- Requirements -
Will you write out all the entries below exactly?

** begin **

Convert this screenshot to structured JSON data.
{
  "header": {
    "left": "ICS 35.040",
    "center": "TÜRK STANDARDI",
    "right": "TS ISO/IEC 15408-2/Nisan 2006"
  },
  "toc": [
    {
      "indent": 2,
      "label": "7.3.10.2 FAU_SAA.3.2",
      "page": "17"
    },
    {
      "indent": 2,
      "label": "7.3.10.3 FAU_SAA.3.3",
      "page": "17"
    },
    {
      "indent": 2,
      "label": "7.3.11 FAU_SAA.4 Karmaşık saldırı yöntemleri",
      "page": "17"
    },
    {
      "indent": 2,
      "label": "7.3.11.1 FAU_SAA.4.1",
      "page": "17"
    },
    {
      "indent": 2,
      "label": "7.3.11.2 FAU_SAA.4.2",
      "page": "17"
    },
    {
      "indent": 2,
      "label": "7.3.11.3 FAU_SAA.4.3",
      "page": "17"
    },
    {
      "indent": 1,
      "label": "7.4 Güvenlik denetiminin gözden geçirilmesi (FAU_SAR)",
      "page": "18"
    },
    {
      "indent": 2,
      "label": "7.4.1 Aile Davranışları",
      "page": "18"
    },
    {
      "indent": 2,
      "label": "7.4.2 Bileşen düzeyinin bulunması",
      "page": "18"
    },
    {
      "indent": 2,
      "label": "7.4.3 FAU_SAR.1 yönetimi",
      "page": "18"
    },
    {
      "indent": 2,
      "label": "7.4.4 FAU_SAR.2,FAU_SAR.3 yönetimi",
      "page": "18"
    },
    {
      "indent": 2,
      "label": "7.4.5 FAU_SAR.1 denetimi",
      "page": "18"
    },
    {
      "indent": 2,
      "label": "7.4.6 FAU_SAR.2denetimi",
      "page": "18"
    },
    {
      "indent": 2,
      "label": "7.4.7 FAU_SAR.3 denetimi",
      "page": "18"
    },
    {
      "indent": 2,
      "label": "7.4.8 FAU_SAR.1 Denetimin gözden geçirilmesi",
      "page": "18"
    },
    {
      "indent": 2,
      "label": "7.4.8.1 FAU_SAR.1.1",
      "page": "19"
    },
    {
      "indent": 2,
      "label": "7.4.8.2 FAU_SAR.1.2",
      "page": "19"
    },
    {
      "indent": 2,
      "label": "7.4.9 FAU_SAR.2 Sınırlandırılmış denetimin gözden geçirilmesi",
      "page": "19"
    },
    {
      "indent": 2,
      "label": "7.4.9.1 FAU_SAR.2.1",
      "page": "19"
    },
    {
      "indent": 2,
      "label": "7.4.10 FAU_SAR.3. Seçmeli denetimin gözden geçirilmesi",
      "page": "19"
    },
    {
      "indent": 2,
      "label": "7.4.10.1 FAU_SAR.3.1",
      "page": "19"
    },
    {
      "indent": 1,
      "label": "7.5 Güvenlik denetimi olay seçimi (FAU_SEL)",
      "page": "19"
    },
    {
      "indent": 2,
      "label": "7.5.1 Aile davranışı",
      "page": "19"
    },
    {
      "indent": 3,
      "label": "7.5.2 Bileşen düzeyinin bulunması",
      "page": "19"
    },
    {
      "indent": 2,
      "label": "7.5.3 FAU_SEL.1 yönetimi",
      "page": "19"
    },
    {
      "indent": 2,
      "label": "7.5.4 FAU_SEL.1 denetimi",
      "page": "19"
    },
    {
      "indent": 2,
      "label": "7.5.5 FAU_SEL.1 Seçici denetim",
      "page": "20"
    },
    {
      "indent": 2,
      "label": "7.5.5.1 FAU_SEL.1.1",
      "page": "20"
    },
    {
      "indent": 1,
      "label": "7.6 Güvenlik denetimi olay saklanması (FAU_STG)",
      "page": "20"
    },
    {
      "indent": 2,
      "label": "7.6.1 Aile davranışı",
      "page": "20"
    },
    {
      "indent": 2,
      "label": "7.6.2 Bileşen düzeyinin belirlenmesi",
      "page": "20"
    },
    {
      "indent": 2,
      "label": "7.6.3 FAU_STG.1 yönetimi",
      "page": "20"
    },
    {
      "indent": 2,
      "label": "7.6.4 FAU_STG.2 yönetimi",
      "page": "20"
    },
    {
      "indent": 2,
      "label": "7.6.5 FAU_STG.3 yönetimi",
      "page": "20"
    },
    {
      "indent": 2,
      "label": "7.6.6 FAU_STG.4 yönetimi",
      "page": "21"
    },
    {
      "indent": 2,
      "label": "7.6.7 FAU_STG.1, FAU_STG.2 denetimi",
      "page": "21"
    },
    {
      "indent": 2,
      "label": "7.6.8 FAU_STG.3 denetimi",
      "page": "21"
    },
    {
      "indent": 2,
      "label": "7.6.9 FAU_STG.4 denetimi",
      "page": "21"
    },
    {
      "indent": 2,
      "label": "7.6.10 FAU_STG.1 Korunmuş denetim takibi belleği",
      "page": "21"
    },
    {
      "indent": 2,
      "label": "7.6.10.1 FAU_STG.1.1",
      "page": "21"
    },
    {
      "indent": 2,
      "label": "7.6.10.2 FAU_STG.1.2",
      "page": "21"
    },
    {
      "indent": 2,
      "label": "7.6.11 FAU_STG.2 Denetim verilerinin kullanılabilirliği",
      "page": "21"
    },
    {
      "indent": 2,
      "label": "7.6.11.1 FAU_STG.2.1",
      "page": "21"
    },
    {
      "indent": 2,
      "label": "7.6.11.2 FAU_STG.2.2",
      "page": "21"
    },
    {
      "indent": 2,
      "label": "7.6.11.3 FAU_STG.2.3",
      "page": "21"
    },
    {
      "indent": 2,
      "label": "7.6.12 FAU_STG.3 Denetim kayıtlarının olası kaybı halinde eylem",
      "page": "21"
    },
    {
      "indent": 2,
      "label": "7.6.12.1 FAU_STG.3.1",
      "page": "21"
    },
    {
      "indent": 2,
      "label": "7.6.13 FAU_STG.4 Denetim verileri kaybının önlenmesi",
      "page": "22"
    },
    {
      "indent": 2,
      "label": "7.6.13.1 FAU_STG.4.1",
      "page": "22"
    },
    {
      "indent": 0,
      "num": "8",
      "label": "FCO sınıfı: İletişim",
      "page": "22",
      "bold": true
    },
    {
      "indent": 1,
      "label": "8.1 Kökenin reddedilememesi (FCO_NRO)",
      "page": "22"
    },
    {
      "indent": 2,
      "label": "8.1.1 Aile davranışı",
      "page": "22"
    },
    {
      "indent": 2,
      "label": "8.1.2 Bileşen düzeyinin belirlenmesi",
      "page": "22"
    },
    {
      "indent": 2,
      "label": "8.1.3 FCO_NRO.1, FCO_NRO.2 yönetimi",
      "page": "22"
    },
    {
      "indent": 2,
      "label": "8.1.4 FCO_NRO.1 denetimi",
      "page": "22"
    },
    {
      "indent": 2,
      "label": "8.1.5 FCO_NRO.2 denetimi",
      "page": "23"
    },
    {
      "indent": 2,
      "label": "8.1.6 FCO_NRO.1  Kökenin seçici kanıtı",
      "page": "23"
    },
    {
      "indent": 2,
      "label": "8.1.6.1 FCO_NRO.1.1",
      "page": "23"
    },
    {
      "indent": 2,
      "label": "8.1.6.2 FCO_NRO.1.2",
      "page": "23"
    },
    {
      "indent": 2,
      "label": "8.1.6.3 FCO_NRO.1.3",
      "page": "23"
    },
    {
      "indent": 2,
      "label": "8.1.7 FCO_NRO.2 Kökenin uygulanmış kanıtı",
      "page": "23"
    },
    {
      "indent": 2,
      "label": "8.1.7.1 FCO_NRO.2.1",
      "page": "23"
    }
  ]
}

** end **

- Solution for this task -
Convert this screenshot to structured JSON data.
{
  "header": {
    "left": "ICS 35.040",
    "center": "TÜRK STANDARDI",
    "right": "TS ISO/IEC 15408-2/Nisan 2006"
  },
  "toc": [
    {
      "indent": 2,
      "label": "7.3.10.2 FAU_SAA.3.2",
      "page": "17"
    },
    {
      "indent": 2,
      "label": "7.3.10.3 FAU_SAA.3.3",
      "page": "17"
    },
    {
      "indent": 2,
      "label": "7.3.11 FAU_SAA.4 Karmaşık saldırı yöntemleri",
      "page": "17"
    },
    {
      "indent": 2,
      "label": "7.3.11.1 FAU_SAA.4.1",
      "page": "17"
    },
    {
      "indent": 2,
      "label": "7.3.11.2 FAU_SAA.4.2",
      "page": "17"
    },
    {
      "indent": 2,
      "label": "7.3.11.3 FAU_SAA.4.3",
      "page": "17"
    },
    {
      "indent": 1,
      "label": "7.4 Güvenlik denetiminin gözden geçirilmesi (FAU_SAR)",
      "page": "18"
    },
    {
      "indent": 2,
      "label": "7.4.1 Aile Davranışları",
      "page": "18"
    },
    {
      "indent": 2,
      "label": "7.4.2 Bileşen düzeyinin bulunması",
      "page": "18"
    },
    {
      "indent": 2,
      "label": "7.4.3 FAU_SAR.1 yönetimi",
      "page": "18"
    },
    {
      "indent": 2,
      "label": "7.4.4 FAU_SAR.2,FAU_SAR.3 yönetimi",
      "page": "18"
    },
    {
      "indent": 2,
      "label": "7.4.5 FAU_SAR.1 denetimi",
      "page": "18"
    },
    {
      "indent": 2,
      "label": "7.4.6 FAU_SAR.2denetimi",
      "page": "18"
    },
    {
      "indent": 2,
      "label": "7.4.7 FAU_SAR.3 denetimi",
      "page": "18"
    },
    {
      "indent": 2,
      "label": "7.4.8 FAU_SAR.1 Denetimin gözden geçirilmesi",
      "page": "18"
    },
    {
      "indent": 2,
      "label": "7.4.8.1 FAU_SAR.1.1",
      "page": "19"
    },
    {
      "indent": 2,
      "label": "7.4.8.2 FAU_SAR.1.2",
      "page": "19"
    },
    {
      "indent": 2,
      "label": "7.4.9 FAU_SAR.2 Sınırlandırılmış denetimin gözden geçirilmesi",
      "page": "19"
    },
    {
      "indent": 2,
      "label": "7.4.9.1 FAU_SAR.2.1",
      "page": "19"
    },
    {
      "indent": 2,
      "label": "7.4.10 FAU_SAR.3. Seçmeli denetimin gözden geçirilmesi",
      "page": "19"
    },
    {
      "indent": 2,
      "label": "7.4.10.1 FAU_SAR.3.1",
      "page": "19"
    },
    {
      "indent": 1,
      "label": "7.5 Güvenlik denetimi olay seçimi (FAU_SEL)",
      "page": "19"
    },
    {
      "indent": 2,
      "label": "7.5.1 Aile davranışı",
      "page": "19"
    },
    {
      "indent": 3,
      "label": "7.5.2 Bileşen düzeyinin bulunması",
      "page": "19"
    },
    {
      "indent": 2,
      "label": "7.5.3 FAU_SEL.1 yönetimi",
      "page": "19"
    },
    {
      "indent": 2,
      "label": "7.5.4 FAU_SEL.1 denetimi",
      "page": "19"
    },
    {
      "indent": 2,
      "label": "7.5.5 FAU_SEL.1 Seçici denetim",
      "page": "20"
    },
    {
      "indent": 2,
      "label": "7.5.5.1 FAU_SEL.1.1",
      "page": "20"
    },
    {
      "indent": 1,
      "label": "7.6 Güvenlik denetimi olay saklanması (FAU_STG)",
      "page": "20"
    },
    {
      "indent": 2,
      "label": "7.6.1 Aile davranışı",
      "page": "20"
    },
    {
      "indent": 2,
      "label": "7.6.2 Bileşen düzeyinin belirlenmesi",
      "page": "20"
    },
    {
      "indent": 2,
      "label": "7.6.3 FAU_STG.1 yönetimi",
      "page": "20"
    },
    {
      "indent": 2,
      "label": "7.6.4 FAU_STG.2 yönetimi",
      "page": "20"
    },
    {
      "indent": 2,
      "label": "7.6.5 FAU_STG.3 yönetimi",
      "page": "20"
    },
    {
      "indent": 2,
      "label": "7.6.6 FAU_STG.4 yönetimi",
      "page": "21"
    },
    {
      "indent": 2,
      "label": "7.6.7 FAU_STG.1, FAU_STG.2 denetimi",
      "page": "21"
    },
    {
      "indent": 2,
      "label": "7.6.8 FAU_STG.3 denetimi",
      "page": "21"
    },
    {
      "indent": 2,
      "label": "7.6.9 FAU_STG.4 denetimi",
      "page": "21"
    },
    {
      "indent": 2,
      "label": "7.6.10 FAU_STG.1 Korunmuş denetim takibi belleği",
      "page": "21"
    },
    {
      "indent": 2,
      "label": "7.6.10.1 FAU_STG.1.1",
      "page": "21"
    },
    {
      "indent": 2,
      "label": "7.6.10.2 FAU_STG.1.2",
      "page": "21"
    },
    {
      "indent": 2,
      "label": "7.6.11 FAU_STG.2 Denetim verilerinin kullanılabilirliği",
      "page": "21"
    },
    {
      "indent": 2,
      "label": "7.6.11.1 FAU_STG.2.1",
      "page": "21"
    },
    {
      "indent": 2,
      "label": "7.6.11.2 FAU_STG.2.2",
      "page": "21"
    },
    {
      "indent": 2,
      "label": "7.6.11.3 FAU_STG.2.3",
      "page": "21"
    },
    {
      "indent": 2,
      "label": "7.6.12 FAU_STG.3 Denetim kayıtlarının olası kaybı halinde eylem",
      "page": "21"
    },
    {
      "indent": 2,
      "label": "7.6.12.1 FAU_STG.3.1",
      "page": "21"
    },
    {
      "indent": 2,
      "label": "7.6.13 FAU_STG.4 Denetim verileri kaybının önlenmesi",
      "page": "22"
    },
    {
      "indent": 2,
      "label": "7.6.13.1 FAU_STG.4.1",
      "page": "22"
    },
    {
      "indent": 0,
      "num": "8",
      "label": "FCO sınıfı: İletişim",
      "page": "22",
      "bold": true
    },
    {
      "indent": 1,
      "label": "8.1 Kökenin reddedilememesi (FCO_NRO)",
      "page": "22"
    },
    {
      "indent": 2,
      "label": "8.1.1 Aile davranışı",
      "page": "22"
    },
    {
      "indent": 2,
      "label": "8.1.2 Bileşen düzeyinin belirlenmesi",
      "page": "22"
    },
    {
      "indent": 2,
      "label": "8.1.3 FCO_NRO.1, FCO_NRO.2 yönetimi",
      "page": "22"
    },
    {
      "indent": 2,
      "label": "8.1.4 FCO_NRO.1 denetimi",
      "page": "22"
    },
    {
      "indent": 2,
      "label": "8.1.5 FCO_NRO.2 denetimi",
      "page": "23"
    },
    {
      "indent": 2,
      "label": "8.1.6 FCO_NRO.1  Kökenin seçici kanıtı",
      "page": "23"
    },
    {
      "indent": 2,
      "label": "8.1.6.1 FCO_NRO.1.1",
      "page": "23"
    },
    {
      "indent": 2,
      "label": "8.1.6.2 FCO_NRO.1.2",
      "page": "23"
    },
    {
      "indent": 2,
      "label": "8.1.6.3 FCO_NRO.1.3",
      "page": "23"
    },
    {
      "indent": 2,
      "label": "8.1.7 FCO_NRO.2 Kökenin uygulanmış kanıtı",
      "page": "23"
    },
    {
      "indent": 2,
      "label": "8.1.7.1 FCO_NRO.2.1",
      "page": "23"
    }
  ]
}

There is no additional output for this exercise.